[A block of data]

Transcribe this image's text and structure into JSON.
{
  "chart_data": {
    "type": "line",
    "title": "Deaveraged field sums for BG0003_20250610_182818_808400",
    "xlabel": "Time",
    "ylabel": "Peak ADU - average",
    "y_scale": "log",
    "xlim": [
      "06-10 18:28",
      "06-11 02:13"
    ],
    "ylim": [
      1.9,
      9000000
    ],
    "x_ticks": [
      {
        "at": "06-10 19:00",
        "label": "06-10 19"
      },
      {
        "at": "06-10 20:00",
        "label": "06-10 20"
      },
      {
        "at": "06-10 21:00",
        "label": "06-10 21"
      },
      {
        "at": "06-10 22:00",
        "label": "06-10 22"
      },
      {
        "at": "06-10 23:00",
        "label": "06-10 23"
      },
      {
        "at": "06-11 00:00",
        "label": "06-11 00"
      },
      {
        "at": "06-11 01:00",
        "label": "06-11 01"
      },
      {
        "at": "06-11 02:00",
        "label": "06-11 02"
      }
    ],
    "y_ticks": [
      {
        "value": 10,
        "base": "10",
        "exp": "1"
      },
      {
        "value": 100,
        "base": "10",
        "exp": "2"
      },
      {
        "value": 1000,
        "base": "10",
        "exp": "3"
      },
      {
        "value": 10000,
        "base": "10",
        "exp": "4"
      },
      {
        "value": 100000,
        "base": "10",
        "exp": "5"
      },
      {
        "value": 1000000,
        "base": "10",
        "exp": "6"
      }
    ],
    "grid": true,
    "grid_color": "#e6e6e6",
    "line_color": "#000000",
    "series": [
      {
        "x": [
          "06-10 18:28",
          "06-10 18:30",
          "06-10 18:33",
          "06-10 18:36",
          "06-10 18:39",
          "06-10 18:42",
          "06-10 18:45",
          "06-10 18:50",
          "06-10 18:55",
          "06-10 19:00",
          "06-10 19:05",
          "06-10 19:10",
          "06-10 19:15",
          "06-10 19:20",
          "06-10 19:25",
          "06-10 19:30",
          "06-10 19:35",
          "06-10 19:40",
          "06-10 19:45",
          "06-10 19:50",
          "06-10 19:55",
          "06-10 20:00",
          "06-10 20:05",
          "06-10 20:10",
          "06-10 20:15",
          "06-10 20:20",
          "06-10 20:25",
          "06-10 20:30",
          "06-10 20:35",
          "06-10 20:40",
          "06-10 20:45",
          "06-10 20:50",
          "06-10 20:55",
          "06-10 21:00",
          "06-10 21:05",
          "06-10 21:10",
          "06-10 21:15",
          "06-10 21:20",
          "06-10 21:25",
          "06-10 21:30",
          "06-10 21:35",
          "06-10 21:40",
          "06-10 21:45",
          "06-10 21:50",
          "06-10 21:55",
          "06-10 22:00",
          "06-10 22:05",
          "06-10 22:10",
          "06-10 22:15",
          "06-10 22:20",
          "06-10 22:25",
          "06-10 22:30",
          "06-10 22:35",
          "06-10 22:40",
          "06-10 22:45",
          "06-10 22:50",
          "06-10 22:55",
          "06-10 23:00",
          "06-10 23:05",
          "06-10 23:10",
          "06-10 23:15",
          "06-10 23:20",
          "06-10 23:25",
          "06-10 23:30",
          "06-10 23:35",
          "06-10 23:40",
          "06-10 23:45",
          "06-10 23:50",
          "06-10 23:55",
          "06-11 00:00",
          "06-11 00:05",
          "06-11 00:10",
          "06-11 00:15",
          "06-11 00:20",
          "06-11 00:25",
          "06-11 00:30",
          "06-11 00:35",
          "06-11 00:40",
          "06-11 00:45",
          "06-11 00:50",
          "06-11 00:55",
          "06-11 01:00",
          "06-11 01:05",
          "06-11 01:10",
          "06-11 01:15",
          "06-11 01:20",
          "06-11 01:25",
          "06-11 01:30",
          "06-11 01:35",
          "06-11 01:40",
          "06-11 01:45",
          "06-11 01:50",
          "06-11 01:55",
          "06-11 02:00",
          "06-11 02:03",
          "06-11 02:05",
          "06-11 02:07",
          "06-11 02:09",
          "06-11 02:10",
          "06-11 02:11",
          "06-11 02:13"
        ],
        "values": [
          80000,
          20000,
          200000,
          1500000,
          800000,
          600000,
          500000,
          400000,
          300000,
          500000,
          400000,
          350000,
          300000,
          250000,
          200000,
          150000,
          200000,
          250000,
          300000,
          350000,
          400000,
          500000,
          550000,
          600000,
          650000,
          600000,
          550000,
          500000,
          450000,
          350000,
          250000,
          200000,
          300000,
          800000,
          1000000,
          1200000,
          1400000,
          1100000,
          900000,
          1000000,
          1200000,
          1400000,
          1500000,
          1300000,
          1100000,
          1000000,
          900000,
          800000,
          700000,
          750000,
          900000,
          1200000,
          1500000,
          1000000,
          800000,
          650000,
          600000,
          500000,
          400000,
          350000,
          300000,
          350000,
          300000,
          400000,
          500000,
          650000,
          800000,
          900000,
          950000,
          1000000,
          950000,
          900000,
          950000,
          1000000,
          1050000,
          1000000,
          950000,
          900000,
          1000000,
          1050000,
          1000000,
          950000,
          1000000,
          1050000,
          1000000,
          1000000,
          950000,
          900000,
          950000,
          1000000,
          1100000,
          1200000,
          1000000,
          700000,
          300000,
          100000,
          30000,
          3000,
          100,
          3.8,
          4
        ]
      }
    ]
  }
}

EXERCISE GOAL » Return the whole listing exactly, with every line included.

SOLUTION TO THE PROBLEM »
Transcribe this image's text and structure into JSON.
{
  "chart_data": {
    "type": "line",
    "title": "Deaveraged field sums for BG0003_20250610_182818_808400",
    "xlabel": "Time",
    "ylabel": "Peak ADU - average",
    "y_scale": "log",
    "xlim": [
      "06-10 18:28",
      "06-11 02:13"
    ],
    "ylim": [
      1.9,
      9000000
    ],
    "x_ticks": [
      {
        "at": "06-10 19:00",
        "label": "06-10 19"
      },
      {
        "at": "06-10 20:00",
        "label": "06-10 20"
      },
      {
        "at": "06-10 21:00",
        "label": "06-10 21"
      },
      {
        "at": "06-10 22:00",
        "label": "06-10 22"
      },
      {
        "at": "06-10 23:00",
        "label": "06-10 23"
      },
      {
        "at": "06-11 00:00",
        "label": "06-11 00"
      },
      {
        "at": "06-11 01:00",
        "label": "06-11 01"
      },
      {
        "at": "06-11 02:00",
        "label": "06-11 02"
      }
    ],
    "y_ticks": [
      {
        "value": 10,
        "base": "10",
        "exp": "1"
      },
      {
        "value": 100,
        "base": "10",
        "exp": "2"
      },
      {
        "value": 1000,
        "base": "10",
        "exp": "3"
      },
      {
        "value": 10000,
        "base": "10",
        "exp": "4"
      },
      {
        "value": 100000,
        "base": "10",
        "exp": "5"
      },
      {
        "value": 1000000,
        "base": "10",
        "exp": "6"
      }
    ],
    "grid": true,
    "grid_color": "#e6e6e6",
    "line_color": "#000000",
    "series": [
      {
        "x": [
          "06-10 18:28",
          "06-10 18:30",
          "06-10 18:33",
          "06-10 18:36",
          "06-10 18:39",
          "06-10 18:42",
          "06-10 18:45",
          "06-10 18:50",
          "06-10 18:55",
          "06-10 19:00",
          "06-10 19:05",
          "06-10 19:10",
          "06-10 19:15",
          "06-10 19:20",
          "06-10 19:25",
          "06-10 19:30",
          "06-10 19:35",
          "06-10 19:40",
          "06-10 19:45",
          "06-10 19:50",
          "06-10 19:55",
          "06-10 20:00",
          "06-10 20:05",
          "06-10 20:10",
          "06-10 20:15",
          "06-10 20:20",
          "06-10 20:25",
          "06-10 20:30",
          "06-10 20:35",
          "06-10 20:40",
          "06-10 20:45",
          "06-10 20:50",
          "06-10 20:55",
          "06-10 21:00",
          "06-10 21:05",
          "06-10 21:10",
          "06-10 21:15",
          "06-10 21:20",
          "06-10 21:25",
          "06-10 21:30",
          "06-10 21:35",
          "06-10 21:40",
          "06-10 21:45",
          "06-10 21:50",
          "06-10 21:55",
          "06-10 22:00",
          "06-10 22:05",
          "06-10 22:10",
          "06-10 22:15",
          "06-10 22:20",
          "06-10 22:25",
          "06-10 22:30",
          "06-10 22:35",
          "06-10 22:40",
          "06-10 22:45",
          "06-10 22:50",
          "06-10 22:55",
          "06-10 23:00",
          "06-10 23:05",
          "06-10 23:10",
          "06-10 23:15",
          "06-10 23:20",
          "06-10 23:25",
          "06-10 23:30",
          "06-10 23:35",
          "06-10 23:40",
          "06-10 23:45",
          "06-10 23:50",
          "06-10 23:55",
          "06-11 00:00",
          "06-11 00:05",
          "06-11 00:10",
          "06-11 00:15",
          "06-11 00:20",
          "06-11 00:25",
          "06-11 00:30",
          "06-11 00:35",
          "06-11 00:40",
          "06-11 00:45",
          "06-11 00:50",
          "06-11 00:55",
          "06-11 01:00",
          "06-11 01:05",
          "06-11 01:10",
          "06-11 01:15",
          "06-11 01:20",
          "06-11 01:25",
          "06-11 01:30",
          "06-11 01:35",
          "06-11 01:40",
          "06-11 01:45",
          "06-11 01:50",
          "06-11 01:55",
          "06-11 02:00",
          "06-11 02:03",
          "06-11 02:05",
          "06-11 02:07",
          "06-11 02:09",
          "06-11 02:10",
          "06-11 02:11",
          "06-11 02:13"
        ],
        "values": [
          80000,
          20000,
          200000,
          1500000,
          800000,
          600000,
          500000,
          400000,
          300000,
          500000,
          400000,
          350000,
          300000,
          250000,
          200000,
          150000,
          200000,
          250000,
          300000,
          350000,
          400000,
          500000,
          550000,
          600000,
          650000,
          600000,
          550000,
          500000,
          450000,
          350000,
          250000,
          200000,
          300000,
          800000,
          1000000,
          1200000,
          1400000,
          1100000,
          900000,
          1000000,
          1200000,
          1400000,
          1500000,
          1300000,
          1100000,
          1000000,
          900000,
          800000,
          700000,
          750000,
          900000,
          1200000,
          1500000,
          1000000,
          800000,
          650000,
          600000,
          500000,
          400000,
          350000,
          300000,
          350000,
          300000,
          400000,
          500000,
          650000,
          800000,
          900000,
          950000,
          1000000,
          950000,
          900000,
          950000,
          1000000,
          1050000,
          1000000,
          950000,
          900000,
          1000000,
          1050000,
          1000000,
          950000,
          1000000,
          1050000,
          1000000,
          1000000,
          950000,
          900000,
          950000,
          1000000,
          1100000,
          1200000,
          1000000,
          700000,
          300000,
          100000,
          30000,
          3000,
          100,
          3.8,
          4
        ]
      }
    ]
  }
}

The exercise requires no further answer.